Task goal » Go through the listing and pick out each line with the word "What" in it.

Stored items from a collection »

# # # # #

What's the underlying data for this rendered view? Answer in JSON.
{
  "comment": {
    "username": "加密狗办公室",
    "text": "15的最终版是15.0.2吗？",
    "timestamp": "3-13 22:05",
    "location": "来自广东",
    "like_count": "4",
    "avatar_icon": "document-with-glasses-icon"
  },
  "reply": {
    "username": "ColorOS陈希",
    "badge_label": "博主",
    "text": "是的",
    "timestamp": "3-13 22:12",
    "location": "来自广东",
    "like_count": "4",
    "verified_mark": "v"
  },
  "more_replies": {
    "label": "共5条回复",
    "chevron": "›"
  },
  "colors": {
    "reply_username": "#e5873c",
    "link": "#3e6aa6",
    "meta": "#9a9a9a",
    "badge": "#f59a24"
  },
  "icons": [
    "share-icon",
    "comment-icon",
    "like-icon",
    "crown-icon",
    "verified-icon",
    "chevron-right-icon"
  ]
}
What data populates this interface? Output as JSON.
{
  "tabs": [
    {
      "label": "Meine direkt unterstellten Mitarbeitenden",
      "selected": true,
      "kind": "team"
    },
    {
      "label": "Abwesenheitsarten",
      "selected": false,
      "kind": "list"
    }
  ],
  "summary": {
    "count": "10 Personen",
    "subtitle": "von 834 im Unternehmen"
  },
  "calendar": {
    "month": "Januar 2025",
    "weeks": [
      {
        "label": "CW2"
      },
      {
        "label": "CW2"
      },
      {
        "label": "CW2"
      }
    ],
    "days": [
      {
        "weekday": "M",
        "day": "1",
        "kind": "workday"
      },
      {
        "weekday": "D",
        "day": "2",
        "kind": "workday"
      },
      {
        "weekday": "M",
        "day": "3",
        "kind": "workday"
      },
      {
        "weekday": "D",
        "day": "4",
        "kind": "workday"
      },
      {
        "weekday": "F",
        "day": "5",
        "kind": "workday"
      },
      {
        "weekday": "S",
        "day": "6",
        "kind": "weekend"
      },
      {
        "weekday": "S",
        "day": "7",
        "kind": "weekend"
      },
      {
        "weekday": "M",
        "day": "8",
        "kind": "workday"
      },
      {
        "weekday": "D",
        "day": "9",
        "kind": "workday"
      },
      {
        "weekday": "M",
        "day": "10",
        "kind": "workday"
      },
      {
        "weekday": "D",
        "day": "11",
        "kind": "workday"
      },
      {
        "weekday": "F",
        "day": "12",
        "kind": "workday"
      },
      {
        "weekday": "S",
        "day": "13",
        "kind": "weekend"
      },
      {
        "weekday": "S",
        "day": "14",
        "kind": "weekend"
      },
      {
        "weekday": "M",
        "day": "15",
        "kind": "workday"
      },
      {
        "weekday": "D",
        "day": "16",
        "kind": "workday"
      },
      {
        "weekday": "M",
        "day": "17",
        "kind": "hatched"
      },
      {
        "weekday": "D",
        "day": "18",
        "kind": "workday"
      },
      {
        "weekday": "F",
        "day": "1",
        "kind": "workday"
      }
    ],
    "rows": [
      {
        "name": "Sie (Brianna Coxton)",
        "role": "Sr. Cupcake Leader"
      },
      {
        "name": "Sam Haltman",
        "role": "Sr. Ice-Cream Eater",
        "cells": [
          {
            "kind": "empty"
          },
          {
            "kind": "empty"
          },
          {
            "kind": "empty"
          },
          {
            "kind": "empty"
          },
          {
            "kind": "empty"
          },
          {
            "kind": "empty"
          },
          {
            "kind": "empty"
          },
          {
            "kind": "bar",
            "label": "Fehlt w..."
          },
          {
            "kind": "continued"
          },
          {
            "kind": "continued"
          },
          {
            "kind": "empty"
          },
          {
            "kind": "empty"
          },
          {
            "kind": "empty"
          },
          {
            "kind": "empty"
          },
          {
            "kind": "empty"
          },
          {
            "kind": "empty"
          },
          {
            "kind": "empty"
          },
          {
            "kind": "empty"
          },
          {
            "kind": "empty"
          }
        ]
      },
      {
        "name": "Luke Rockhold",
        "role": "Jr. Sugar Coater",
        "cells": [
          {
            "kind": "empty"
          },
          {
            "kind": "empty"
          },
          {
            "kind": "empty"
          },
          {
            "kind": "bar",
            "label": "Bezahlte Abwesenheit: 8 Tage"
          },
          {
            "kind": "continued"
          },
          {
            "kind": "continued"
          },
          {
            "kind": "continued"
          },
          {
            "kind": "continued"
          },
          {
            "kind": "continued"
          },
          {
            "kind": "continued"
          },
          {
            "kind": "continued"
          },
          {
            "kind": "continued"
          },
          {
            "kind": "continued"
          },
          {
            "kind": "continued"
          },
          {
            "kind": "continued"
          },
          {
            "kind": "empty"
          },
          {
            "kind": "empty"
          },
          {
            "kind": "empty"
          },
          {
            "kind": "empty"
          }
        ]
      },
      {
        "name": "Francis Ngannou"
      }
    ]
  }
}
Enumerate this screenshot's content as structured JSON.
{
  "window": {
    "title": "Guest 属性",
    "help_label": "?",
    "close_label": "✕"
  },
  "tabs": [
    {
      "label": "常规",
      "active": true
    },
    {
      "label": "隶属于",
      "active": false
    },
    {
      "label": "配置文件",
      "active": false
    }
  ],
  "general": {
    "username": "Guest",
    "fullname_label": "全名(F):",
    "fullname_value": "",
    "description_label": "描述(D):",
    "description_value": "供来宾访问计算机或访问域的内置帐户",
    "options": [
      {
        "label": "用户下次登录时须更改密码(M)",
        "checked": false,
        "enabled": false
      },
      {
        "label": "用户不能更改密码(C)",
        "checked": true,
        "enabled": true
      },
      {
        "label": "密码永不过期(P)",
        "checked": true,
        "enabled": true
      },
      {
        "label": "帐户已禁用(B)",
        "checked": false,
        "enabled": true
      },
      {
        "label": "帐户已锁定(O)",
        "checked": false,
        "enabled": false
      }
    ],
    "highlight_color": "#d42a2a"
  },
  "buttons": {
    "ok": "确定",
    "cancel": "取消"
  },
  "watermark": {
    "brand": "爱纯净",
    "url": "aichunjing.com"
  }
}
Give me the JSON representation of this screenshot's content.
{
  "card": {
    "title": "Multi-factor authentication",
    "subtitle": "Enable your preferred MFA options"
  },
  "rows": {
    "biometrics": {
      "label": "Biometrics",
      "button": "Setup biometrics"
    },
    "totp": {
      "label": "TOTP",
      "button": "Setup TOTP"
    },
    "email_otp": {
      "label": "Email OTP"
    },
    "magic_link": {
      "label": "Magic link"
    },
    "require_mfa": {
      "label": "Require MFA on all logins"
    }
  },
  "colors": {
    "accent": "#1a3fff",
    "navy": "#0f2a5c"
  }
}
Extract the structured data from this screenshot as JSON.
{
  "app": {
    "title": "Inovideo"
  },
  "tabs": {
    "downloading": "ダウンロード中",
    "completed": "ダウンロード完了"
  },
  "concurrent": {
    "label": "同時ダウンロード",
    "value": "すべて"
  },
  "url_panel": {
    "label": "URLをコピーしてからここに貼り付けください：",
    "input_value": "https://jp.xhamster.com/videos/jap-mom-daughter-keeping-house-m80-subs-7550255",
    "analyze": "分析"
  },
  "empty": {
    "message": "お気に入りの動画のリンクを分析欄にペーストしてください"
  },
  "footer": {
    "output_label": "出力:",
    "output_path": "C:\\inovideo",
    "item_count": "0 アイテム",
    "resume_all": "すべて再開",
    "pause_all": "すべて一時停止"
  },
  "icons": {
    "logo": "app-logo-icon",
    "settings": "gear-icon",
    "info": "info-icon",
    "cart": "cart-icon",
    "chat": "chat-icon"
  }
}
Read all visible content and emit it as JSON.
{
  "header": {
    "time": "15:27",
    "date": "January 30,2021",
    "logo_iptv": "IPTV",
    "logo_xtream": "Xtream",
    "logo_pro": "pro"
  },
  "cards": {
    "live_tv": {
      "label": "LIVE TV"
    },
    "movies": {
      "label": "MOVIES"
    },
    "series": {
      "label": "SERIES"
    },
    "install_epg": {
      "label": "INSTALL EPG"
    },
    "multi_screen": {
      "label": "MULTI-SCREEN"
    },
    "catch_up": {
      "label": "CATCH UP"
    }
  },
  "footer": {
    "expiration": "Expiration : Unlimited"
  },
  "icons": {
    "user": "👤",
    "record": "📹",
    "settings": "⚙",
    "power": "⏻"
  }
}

# # # # #

Answer for the task »
What's the underlying data for this rendered view? Answer in JSON.
What data populates this interface? Output as JSON.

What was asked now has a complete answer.